- WHAT THE TASK REQUIRES:
Each line containing the word "SAEUE" needs to be copied.

(Collected data entries)
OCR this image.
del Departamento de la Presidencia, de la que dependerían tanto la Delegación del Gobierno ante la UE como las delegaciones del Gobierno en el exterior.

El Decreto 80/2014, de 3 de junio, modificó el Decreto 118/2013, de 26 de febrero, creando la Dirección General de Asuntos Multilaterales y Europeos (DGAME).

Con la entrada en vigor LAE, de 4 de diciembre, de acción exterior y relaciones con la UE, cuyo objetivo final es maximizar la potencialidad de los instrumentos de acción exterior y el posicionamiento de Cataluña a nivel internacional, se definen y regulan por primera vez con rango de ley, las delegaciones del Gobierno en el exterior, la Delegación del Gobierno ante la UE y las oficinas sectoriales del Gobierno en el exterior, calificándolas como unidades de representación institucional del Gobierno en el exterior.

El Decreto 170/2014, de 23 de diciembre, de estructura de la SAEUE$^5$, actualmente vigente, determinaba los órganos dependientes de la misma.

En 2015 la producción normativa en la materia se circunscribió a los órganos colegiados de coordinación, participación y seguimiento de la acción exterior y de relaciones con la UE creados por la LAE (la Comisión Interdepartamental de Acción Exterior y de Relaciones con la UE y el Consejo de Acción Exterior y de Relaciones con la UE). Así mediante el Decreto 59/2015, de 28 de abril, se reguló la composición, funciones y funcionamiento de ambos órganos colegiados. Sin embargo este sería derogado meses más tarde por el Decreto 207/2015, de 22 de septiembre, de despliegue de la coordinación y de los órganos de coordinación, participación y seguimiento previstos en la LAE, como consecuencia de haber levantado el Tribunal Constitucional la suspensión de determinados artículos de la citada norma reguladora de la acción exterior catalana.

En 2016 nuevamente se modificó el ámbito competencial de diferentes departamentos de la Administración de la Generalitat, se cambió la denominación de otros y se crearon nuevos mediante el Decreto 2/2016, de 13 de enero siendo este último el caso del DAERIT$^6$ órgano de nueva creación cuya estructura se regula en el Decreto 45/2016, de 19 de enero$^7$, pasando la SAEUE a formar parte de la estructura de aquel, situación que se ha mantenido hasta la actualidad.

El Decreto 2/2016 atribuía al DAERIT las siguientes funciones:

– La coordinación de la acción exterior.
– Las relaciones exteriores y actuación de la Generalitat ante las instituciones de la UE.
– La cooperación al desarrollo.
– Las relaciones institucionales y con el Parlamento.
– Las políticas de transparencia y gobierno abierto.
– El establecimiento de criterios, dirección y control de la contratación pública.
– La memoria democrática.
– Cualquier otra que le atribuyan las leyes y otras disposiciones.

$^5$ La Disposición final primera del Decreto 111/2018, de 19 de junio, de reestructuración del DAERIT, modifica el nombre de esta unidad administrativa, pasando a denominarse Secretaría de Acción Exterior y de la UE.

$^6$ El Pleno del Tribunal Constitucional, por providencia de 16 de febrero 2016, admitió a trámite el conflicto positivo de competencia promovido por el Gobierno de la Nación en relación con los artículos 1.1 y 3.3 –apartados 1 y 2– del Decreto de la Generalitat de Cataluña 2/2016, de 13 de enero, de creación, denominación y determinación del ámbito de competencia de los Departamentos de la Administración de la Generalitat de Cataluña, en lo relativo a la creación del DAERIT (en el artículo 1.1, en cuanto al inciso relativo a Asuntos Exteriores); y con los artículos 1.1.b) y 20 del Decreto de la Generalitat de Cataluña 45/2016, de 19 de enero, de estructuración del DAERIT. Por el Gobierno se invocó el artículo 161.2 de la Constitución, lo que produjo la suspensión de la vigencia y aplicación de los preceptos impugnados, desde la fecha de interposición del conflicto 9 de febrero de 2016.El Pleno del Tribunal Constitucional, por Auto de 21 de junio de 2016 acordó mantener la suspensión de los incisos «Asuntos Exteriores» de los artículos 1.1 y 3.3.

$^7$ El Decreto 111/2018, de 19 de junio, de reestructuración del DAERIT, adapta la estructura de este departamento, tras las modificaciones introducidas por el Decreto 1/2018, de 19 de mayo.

- COMPLETE RESPONSE:
El Decreto 170/2014, de 23 de diciembre, de estructura de la SAEUE$^5$, actualmente vigente, determinaba los órganos dependientes de la misma.
En 2016 nuevamente se modificó el ámbito competencial de diferentes departamentos de la Administración de la Generalitat, se cambió la denominación de otros y se crearon nuevos mediante el Decreto 2/2016, de 13 de enero siendo este último el caso del DAERIT$^6$ órgano de nueva creación cuya estructura se regula en el Decreto 45/2016, de 19 de enero$^7$, pasando la SAEUE a formar parte de la estructura de aquel, situación que se ha mantenido hasta la actualidad.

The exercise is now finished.